(Data entries)

○ ○ ○ ○ ○ ○ ○

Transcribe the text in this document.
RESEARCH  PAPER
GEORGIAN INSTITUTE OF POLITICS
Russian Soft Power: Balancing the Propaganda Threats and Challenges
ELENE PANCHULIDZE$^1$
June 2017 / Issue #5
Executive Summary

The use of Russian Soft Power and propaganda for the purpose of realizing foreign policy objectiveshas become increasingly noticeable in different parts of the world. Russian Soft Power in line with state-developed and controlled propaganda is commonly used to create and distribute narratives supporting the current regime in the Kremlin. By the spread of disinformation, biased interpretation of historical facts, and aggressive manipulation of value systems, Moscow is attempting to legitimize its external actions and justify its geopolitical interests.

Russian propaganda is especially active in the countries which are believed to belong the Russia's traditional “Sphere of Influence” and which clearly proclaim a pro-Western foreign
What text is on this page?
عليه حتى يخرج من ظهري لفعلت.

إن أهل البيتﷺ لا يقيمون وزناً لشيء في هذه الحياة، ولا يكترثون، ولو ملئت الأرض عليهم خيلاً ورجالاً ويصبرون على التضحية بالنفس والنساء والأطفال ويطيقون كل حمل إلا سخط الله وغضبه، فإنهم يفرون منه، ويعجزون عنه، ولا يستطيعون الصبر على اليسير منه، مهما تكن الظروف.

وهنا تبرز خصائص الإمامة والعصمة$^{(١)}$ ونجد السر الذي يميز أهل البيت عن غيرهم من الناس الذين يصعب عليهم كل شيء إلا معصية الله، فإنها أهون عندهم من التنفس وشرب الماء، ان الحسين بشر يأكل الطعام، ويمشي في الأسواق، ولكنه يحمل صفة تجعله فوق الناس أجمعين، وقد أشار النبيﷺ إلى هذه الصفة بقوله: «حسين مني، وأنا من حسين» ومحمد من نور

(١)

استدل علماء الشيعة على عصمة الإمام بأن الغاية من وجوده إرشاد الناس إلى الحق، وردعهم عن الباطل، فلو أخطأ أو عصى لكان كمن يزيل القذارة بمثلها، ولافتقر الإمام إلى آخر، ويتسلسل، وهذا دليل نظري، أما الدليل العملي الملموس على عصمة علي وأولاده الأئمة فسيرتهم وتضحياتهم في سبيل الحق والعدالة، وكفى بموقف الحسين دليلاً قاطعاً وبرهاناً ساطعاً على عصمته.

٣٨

○ ○ ○ ○ ○ ○ ○

● WRITTEN EXERCISE: Only the number is wanted: how many lines of these entries contain the string "عليهم"?

● OUTPUT FOR THIS EXERCISE: 2